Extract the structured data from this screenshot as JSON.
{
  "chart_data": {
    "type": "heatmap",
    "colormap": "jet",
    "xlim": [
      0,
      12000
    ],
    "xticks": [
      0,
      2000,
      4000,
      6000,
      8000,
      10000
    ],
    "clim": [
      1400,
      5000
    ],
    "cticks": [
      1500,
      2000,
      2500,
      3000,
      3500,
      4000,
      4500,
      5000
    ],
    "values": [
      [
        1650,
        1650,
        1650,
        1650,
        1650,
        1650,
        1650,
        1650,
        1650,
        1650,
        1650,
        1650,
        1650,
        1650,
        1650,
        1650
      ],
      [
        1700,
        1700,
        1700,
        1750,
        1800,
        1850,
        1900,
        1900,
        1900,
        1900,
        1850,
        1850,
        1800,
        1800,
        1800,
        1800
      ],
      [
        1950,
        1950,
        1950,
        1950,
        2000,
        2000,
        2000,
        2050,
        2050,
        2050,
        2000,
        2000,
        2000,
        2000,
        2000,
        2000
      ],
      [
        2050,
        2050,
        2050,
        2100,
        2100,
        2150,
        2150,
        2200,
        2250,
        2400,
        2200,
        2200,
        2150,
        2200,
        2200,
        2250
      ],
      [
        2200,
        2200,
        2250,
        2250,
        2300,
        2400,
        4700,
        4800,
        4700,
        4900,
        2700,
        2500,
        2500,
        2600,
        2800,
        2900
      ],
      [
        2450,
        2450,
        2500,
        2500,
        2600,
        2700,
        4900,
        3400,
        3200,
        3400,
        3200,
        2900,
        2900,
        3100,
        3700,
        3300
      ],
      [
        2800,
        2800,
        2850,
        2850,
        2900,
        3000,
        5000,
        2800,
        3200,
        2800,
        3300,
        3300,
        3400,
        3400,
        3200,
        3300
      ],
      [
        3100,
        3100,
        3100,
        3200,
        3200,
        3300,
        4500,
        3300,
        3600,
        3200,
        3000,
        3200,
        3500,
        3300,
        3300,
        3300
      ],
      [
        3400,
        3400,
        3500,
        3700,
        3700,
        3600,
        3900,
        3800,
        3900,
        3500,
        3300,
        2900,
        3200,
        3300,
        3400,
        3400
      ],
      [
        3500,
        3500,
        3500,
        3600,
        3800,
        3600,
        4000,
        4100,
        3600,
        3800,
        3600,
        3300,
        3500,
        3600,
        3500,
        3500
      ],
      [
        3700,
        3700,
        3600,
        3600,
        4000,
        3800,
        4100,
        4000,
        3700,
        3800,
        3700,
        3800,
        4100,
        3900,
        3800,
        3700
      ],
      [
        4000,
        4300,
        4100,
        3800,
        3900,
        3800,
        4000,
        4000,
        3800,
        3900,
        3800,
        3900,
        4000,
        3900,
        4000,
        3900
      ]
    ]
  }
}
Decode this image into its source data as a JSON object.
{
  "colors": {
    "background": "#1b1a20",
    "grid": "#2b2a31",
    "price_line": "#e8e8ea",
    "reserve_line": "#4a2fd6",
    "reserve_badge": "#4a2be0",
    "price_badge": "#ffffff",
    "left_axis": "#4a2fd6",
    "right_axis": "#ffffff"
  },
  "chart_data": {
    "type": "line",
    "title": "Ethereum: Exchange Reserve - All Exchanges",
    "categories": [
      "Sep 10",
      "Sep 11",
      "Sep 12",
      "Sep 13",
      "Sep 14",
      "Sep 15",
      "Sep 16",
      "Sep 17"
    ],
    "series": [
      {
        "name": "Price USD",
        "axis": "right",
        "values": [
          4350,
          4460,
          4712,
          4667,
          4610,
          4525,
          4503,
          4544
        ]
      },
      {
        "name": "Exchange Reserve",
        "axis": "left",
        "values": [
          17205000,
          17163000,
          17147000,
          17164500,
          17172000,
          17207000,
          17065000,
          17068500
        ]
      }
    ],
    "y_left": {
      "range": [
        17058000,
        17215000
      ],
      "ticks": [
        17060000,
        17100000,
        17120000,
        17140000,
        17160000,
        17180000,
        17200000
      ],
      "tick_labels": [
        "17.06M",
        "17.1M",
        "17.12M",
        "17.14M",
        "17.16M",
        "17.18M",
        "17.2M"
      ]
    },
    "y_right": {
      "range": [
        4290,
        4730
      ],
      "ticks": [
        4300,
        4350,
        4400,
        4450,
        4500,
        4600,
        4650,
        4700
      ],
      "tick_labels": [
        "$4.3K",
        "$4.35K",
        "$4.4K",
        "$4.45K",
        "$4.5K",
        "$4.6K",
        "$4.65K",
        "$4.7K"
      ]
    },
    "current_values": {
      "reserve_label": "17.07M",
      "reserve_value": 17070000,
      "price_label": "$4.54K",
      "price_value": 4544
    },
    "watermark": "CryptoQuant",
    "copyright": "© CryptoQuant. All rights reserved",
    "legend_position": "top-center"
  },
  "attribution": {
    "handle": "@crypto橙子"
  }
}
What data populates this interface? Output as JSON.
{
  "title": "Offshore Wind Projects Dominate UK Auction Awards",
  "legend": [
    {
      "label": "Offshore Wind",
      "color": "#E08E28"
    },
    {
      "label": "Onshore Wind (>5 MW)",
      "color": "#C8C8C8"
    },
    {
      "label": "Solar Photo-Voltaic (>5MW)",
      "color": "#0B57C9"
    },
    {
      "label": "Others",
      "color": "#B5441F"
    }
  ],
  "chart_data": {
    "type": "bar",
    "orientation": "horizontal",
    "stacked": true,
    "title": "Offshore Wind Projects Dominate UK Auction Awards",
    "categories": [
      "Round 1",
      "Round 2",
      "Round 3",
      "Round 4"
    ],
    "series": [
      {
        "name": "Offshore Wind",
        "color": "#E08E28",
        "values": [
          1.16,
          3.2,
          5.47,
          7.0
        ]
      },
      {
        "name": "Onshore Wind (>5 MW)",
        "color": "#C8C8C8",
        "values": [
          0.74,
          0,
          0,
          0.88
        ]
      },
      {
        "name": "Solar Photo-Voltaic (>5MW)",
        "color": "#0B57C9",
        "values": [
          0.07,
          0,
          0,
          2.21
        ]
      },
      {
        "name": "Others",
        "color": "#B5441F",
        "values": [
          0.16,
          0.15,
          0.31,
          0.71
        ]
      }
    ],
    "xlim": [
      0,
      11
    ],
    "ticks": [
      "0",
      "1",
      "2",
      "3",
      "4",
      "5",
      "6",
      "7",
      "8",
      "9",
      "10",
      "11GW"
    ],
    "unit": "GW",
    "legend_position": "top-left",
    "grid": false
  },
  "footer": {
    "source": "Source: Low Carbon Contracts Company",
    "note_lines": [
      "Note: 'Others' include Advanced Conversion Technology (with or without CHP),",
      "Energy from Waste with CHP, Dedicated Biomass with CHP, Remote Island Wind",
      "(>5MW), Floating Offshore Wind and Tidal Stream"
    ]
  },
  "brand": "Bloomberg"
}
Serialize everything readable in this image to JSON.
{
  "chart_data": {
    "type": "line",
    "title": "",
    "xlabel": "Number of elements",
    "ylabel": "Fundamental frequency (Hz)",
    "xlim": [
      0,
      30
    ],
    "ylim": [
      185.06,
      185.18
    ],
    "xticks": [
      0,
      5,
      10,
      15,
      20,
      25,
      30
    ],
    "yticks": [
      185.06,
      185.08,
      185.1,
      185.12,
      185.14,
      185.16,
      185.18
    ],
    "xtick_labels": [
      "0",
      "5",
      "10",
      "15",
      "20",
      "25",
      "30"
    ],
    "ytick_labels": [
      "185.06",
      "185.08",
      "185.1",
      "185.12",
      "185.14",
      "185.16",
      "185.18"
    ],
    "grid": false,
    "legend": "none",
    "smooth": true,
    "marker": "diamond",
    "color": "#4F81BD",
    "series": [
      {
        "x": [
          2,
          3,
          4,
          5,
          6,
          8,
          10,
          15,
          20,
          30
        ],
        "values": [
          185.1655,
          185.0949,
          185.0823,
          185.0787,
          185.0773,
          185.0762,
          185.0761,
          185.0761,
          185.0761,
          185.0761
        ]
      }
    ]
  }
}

···

*WORK INSTRUCTIONS*. Give back, unchanged, every line from the one with "Serialize everything readable" to the end of the entries above.

*RESPONSE*.
Serialize everything readable in this image to JSON.
{
  "chart_data": {
    "type": "line",
    "title": "",
    "xlabel": "Number of elements",
    "ylabel": "Fundamental frequency (Hz)",
    "xlim": [
      0,
      30
    ],
    "ylim": [
      185.06,
      185.18
    ],
    "xticks": [
      0,
      5,
      10,
      15,
      20,
      25,
      30
    ],
    "yticks": [
      185.06,
      185.08,
      185.1,
      185.12,
      185.14,
      185.16,
      185.18
    ],
    "xtick_labels": [
      "0",
      "5",
      "10",
      "15",
      "20",
      "25",
      "30"
    ],
    "ytick_labels": [
      "185.06",
      "185.08",
      "185.1",
      "185.12",
      "185.14",
      "185.16",
      "185.18"
    ],
    "grid": false,
    "legend": "none",
    "smooth": true,
    "marker": "diamond",
    "color": "#4F81BD",
    "series": [
      {
        "x": [
          2,
          3,
          4,
          5,
          6,
          8,
          10,
          15,
          20,
          30
        ],
        "values": [
          185.1655,
          185.0949,
          185.0823,
          185.0787,
          185.0773,
          185.0762,
          185.0761,
          185.0761,
          185.0761,
          185.0761
        ]
      }
    ]
  }
}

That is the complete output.